• **Task details**: Reproduce each of the following rows verbatim, in the order given.

• **Exercise input**:
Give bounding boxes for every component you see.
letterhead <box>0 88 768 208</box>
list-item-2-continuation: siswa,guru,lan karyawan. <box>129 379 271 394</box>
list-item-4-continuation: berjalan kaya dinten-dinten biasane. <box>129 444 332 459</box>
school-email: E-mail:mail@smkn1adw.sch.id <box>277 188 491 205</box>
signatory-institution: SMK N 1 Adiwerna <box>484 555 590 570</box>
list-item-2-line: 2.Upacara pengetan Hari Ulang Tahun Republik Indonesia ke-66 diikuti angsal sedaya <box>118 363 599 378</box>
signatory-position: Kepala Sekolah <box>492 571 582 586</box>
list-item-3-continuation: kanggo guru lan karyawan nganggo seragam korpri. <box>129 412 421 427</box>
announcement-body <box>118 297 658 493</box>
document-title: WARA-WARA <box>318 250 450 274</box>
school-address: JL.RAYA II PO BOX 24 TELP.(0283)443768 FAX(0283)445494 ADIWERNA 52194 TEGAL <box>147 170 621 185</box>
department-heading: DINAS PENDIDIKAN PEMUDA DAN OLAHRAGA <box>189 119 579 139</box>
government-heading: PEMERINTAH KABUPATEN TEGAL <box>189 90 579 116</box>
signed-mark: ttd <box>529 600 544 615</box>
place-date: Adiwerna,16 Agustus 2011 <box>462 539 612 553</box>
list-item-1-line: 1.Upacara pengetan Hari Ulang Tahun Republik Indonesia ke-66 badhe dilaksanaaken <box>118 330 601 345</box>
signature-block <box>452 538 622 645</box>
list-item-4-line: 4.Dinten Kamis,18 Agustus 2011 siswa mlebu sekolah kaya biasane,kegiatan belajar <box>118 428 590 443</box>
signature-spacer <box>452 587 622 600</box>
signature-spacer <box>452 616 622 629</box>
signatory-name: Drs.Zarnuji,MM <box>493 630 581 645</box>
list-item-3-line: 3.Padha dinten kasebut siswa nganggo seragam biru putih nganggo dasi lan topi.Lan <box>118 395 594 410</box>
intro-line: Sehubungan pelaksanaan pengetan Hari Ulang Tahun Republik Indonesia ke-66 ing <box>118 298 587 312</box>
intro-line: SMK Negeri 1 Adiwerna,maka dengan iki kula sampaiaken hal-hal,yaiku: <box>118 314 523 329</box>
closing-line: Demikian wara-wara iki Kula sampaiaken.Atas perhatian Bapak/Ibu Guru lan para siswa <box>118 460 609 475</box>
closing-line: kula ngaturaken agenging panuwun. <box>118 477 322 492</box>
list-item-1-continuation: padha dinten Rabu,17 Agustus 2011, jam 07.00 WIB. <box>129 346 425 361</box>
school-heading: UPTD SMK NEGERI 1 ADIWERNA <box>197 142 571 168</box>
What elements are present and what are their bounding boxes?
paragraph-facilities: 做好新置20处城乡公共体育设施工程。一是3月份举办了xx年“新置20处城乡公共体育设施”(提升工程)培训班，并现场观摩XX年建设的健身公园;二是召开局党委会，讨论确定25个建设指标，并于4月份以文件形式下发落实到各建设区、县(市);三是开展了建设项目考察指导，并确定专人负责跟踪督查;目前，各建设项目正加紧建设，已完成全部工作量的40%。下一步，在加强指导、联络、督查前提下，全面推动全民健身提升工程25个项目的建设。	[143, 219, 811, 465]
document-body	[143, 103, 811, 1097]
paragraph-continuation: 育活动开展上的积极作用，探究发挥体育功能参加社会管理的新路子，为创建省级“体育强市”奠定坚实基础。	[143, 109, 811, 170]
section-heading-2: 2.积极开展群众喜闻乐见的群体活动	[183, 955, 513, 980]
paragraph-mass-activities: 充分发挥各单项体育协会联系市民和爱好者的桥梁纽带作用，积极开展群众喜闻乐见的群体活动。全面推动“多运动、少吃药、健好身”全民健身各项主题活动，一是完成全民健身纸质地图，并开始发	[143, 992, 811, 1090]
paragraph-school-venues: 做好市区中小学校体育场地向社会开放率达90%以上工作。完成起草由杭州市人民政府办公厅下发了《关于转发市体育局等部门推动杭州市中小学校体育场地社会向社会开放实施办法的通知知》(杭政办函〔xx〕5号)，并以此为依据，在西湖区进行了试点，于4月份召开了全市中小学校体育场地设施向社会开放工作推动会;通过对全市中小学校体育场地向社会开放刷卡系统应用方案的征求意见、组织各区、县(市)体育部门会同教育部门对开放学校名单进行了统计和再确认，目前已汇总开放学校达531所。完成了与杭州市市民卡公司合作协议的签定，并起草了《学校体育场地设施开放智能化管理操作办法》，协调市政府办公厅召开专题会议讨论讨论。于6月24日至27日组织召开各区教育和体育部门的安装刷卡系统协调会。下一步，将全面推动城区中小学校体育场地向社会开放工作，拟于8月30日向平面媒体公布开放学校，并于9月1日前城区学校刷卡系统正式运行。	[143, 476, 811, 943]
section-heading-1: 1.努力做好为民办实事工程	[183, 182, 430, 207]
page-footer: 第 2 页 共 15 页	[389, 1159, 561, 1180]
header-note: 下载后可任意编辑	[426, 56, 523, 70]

• **Written answer**:
Give bounding boxes for every component you see.
letterhead <box>0 88 768 208</box>
list-item-2-continuation: siswa,guru,lan karyawan. <box>129 379 271 394</box>
list-item-4-continuation: berjalan kaya dinten-dinten biasane. <box>129 444 332 459</box>
school-email: E-mail:mail@smkn1adw.sch.id <box>277 188 491 205</box>
signatory-institution: SMK N 1 Adiwerna <box>484 555 590 570</box>
list-item-2-line: 2.Upacara pengetan Hari Ulang Tahun Republik Indonesia ke-66 diikuti angsal sedaya <box>118 363 599 378</box>
signatory-position: Kepala Sekolah <box>492 571 582 586</box>
list-item-3-continuation: kanggo guru lan karyawan nganggo seragam korpri. <box>129 412 421 427</box>
announcement-body <box>118 297 658 493</box>
document-title: WARA-WARA <box>318 250 450 274</box>
school-address: JL.RAYA II PO BOX 24 TELP.(0283)443768 FAX(0283)445494 ADIWERNA 52194 TEGAL <box>147 170 621 185</box>
department-heading: DINAS PENDIDIKAN PEMUDA DAN OLAHRAGA <box>189 119 579 139</box>
government-heading: PEMERINTAH KABUPATEN TEGAL <box>189 90 579 116</box>
signed-mark: ttd <box>529 600 544 615</box>
place-date: Adiwerna,16 Agustus 2011 <box>462 539 612 553</box>
list-item-1-line: 1.Upacara pengetan Hari Ulang Tahun Republik Indonesia ke-66 badhe dilaksanaaken <box>118 330 601 345</box>
signature-block <box>452 538 622 645</box>
list-item-4-line: 4.Dinten Kamis,18 Agustus 2011 siswa mlebu sekolah kaya biasane,kegiatan belajar <box>118 428 590 443</box>
signature-spacer <box>452 587 622 600</box>
signature-spacer <box>452 616 622 629</box>
signatory-name: Drs.Zarnuji,MM <box>493 630 581 645</box>
list-item-3-line: 3.Padha dinten kasebut siswa nganggo seragam biru putih nganggo dasi lan topi.Lan <box>118 395 594 410</box>
intro-line: Sehubungan pelaksanaan pengetan Hari Ulang Tahun Republik Indonesia ke-66 ing <box>118 298 587 312</box>
intro-line: SMK Negeri 1 Adiwerna,maka dengan iki kula sampaiaken hal-hal,yaiku: <box>118 314 523 329</box>
closing-line: Demikian wara-wara iki Kula sampaiaken.Atas perhatian Bapak/Ibu Guru lan para siswa <box>118 460 609 475</box>
closing-line: kula ngaturaken agenging panuwun. <box>118 477 322 492</box>
list-item-1-continuation: padha dinten Rabu,17 Agustus 2011, jam 07.00 WIB. <box>129 346 425 361</box>
school-heading: UPTD SMK NEGERI 1 ADIWERNA <box>197 142 571 168</box>
What elements are present and what are their bounding boxes?
paragraph-facilities: 做好新置20处城乡公共体育设施工程。一是3月份举办了xx年“新置20处城乡公共体育设施”(提升工程)培训班，并现场观摩XX年建设的健身公园;二是召开局党委会，讨论确定25个建设指标，并于4月份以文件形式下发落实到各建设区、县(市);三是开展了建设项目考察指导，并确定专人负责跟踪督查;目前，各建设项目正加紧建设，已完成全部工作量的40%。下一步，在加强指导、联络、督查前提下，全面推动全民健身提升工程25个项目的建设。	[143, 219, 811, 465]
document-body	[143, 103, 811, 1097]
paragraph-continuation: 育活动开展上的积极作用，探究发挥体育功能参加社会管理的新路子，为创建省级“体育强市”奠定坚实基础。	[143, 109, 811, 170]
section-heading-2: 2.积极开展群众喜闻乐见的群体活动	[183, 955, 513, 980]
paragraph-mass-activities: 充分发挥各单项体育协会联系市民和爱好者的桥梁纽带作用，积极开展群众喜闻乐见的群体活动。全面推动“多运动、少吃药、健好身”全民健身各项主题活动，一是完成全民健身纸质地图，并开始发	[143, 992, 811, 1090]
paragraph-school-venues: 做好市区中小学校体育场地向社会开放率达90%以上工作。完成起草由杭州市人民政府办公厅下发了《关于转发市体育局等部门推动杭州市中小学校体育场地社会向社会开放实施办法的通知知》(杭政办函〔xx〕5号)，并以此为依据，在西湖区进行了试点，于4月份召开了全市中小学校体育场地设施向社会开放工作推动会;通过对全市中小学校体育场地向社会开放刷卡系统应用方案的征求意见、组织各区、县(市)体育部门会同教育部门对开放学校名单进行了统计和再确认，目前已汇总开放学校达531所。完成了与杭州市市民卡公司合作协议的签定，并起草了《学校体育场地设施开放智能化管理操作办法》，协调市政府办公厅召开专题会议讨论讨论。于6月24日至27日组织召开各区教育和体育部门的安装刷卡系统协调会。下一步，将全面推动城区中小学校体育场地向社会开放工作，拟于8月30日向平面媒体公布开放学校，并于9月1日前城区学校刷卡系统正式运行。	[143, 476, 811, 943]
section-heading-1: 1.努力做好为民办实事工程	[183, 182, 430, 207]
page-footer: 第 2 页 共 15 页	[389, 1159, 561, 1180]
header-note: 下载后可任意编辑	[426, 56, 523, 70]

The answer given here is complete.